PROVIDED MATERIAL start

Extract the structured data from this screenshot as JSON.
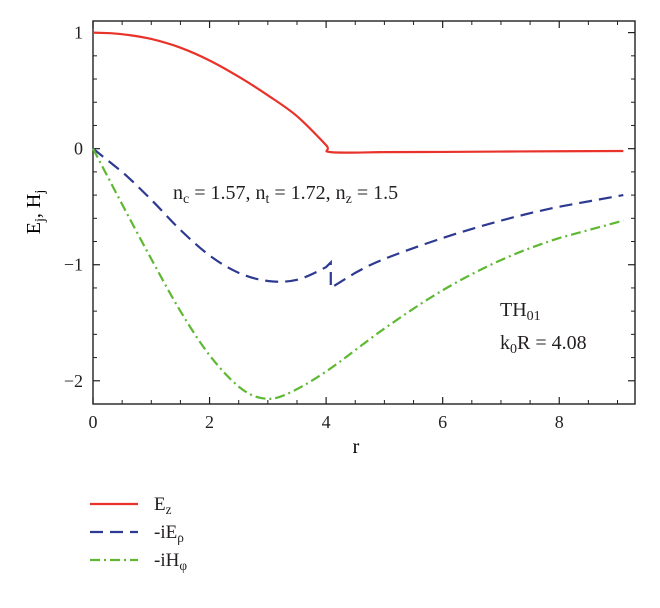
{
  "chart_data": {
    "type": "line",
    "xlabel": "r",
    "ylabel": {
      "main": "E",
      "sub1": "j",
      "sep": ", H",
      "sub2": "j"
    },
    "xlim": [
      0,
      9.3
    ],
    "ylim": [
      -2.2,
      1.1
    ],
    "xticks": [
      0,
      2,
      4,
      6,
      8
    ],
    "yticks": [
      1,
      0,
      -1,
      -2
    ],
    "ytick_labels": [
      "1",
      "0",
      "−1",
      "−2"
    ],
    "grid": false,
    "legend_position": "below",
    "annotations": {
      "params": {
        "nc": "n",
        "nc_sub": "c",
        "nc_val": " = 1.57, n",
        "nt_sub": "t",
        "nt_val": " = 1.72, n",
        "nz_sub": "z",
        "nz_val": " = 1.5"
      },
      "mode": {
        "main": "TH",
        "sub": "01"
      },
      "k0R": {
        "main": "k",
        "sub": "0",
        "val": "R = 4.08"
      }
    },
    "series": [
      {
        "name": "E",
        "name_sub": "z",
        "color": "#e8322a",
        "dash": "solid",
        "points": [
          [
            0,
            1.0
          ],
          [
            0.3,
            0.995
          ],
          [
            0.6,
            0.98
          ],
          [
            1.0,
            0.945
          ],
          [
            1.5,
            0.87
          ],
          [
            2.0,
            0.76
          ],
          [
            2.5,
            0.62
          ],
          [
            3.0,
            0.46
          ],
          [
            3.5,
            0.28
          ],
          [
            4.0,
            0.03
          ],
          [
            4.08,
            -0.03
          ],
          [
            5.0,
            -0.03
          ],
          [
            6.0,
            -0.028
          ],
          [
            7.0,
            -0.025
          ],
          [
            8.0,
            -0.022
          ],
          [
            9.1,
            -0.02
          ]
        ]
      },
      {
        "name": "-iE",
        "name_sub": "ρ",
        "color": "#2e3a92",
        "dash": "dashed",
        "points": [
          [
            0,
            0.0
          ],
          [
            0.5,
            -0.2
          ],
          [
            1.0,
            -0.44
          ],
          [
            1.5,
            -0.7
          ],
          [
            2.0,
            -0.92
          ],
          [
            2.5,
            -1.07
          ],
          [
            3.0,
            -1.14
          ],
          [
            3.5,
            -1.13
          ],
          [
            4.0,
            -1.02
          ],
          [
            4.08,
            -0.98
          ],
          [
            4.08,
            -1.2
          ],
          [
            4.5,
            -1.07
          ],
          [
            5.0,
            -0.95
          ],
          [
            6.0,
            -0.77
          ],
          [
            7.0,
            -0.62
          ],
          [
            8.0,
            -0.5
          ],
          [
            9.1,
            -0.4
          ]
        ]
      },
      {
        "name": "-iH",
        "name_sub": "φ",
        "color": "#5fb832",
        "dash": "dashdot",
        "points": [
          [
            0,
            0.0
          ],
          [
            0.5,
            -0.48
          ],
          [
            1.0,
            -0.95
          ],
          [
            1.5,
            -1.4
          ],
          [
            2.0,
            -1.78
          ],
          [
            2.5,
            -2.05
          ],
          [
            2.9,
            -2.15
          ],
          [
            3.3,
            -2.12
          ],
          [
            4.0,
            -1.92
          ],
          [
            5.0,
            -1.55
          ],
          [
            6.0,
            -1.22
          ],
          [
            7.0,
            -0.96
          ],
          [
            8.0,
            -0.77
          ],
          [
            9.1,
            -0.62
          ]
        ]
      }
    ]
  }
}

PROVIDED MATERIAL end

BRIEF:
Gather all lines from the listing above in which "color" occurs.

TASK SOLUTION:
        "color": "#e8322a",
        "color": "#2e3a92",
        "color": "#5fb832",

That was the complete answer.